Work through the entries below and report how many lines include "Refractory". The number alone is the answer.

ITEMS:
# # #
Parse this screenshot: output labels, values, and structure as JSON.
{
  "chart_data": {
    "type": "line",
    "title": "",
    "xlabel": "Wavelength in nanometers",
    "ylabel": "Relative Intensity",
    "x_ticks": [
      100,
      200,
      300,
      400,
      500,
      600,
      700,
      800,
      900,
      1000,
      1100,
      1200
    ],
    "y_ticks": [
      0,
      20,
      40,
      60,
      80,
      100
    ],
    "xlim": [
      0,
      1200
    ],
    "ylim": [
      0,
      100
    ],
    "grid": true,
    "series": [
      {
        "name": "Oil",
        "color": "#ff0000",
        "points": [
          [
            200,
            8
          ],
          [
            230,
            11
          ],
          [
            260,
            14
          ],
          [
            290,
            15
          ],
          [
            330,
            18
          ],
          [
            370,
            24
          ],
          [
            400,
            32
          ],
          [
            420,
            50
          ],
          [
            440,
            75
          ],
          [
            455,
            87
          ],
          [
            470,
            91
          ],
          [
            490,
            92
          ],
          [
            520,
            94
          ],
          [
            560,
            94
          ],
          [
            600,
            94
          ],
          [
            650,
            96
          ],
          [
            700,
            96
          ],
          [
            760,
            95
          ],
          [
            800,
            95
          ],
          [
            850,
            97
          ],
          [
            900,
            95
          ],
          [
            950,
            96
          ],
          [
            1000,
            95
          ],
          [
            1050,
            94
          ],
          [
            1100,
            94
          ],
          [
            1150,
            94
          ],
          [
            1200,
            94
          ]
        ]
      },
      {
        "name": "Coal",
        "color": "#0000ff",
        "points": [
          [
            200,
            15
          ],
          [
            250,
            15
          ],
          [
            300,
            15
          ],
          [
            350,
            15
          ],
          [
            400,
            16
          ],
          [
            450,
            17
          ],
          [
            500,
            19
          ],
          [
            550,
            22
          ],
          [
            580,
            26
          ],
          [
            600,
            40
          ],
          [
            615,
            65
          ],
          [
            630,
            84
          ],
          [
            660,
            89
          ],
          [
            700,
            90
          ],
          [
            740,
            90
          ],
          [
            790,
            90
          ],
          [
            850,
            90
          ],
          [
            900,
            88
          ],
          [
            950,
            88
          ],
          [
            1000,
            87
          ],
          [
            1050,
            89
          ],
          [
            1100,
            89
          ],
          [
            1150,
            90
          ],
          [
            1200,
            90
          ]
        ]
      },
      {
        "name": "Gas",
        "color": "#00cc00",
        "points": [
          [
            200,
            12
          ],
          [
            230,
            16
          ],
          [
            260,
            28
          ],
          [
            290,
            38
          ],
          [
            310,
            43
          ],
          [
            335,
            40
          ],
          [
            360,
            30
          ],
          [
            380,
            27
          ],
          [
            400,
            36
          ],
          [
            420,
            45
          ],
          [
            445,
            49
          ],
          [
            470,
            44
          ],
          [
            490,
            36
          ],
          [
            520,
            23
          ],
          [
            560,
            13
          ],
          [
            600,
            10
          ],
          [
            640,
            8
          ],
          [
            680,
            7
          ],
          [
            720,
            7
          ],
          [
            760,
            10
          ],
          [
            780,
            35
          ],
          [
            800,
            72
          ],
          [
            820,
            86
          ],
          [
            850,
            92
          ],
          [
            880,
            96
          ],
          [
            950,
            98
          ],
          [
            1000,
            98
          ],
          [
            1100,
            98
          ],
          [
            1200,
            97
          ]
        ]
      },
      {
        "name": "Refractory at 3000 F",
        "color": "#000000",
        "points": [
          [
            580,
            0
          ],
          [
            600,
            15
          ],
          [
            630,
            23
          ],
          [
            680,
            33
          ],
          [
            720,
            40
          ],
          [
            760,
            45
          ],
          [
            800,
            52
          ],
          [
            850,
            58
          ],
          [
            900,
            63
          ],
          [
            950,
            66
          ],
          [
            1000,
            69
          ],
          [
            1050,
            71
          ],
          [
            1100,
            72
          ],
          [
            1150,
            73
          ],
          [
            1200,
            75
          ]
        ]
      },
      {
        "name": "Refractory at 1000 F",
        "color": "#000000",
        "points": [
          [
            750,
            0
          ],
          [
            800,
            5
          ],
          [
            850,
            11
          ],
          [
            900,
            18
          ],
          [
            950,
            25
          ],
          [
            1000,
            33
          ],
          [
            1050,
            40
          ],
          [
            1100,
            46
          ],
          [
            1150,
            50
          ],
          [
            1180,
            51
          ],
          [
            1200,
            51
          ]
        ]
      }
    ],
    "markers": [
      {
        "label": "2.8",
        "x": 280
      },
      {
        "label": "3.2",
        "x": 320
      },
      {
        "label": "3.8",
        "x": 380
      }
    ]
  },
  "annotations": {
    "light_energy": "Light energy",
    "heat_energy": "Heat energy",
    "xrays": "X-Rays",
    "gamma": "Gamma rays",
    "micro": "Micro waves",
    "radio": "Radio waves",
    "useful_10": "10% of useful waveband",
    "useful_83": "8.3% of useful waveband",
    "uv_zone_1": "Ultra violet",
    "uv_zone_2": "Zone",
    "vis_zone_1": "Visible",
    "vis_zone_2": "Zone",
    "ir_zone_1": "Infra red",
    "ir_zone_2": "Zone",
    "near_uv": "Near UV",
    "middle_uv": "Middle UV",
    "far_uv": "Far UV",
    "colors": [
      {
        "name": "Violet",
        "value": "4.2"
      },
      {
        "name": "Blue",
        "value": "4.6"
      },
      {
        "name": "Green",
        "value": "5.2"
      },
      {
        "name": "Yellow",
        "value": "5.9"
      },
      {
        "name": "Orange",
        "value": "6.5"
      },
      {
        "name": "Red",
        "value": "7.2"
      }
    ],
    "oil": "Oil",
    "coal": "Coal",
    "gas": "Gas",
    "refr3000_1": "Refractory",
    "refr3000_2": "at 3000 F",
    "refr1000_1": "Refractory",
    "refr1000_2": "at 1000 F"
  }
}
# # #
SOLUTION TO THIS TASK: 4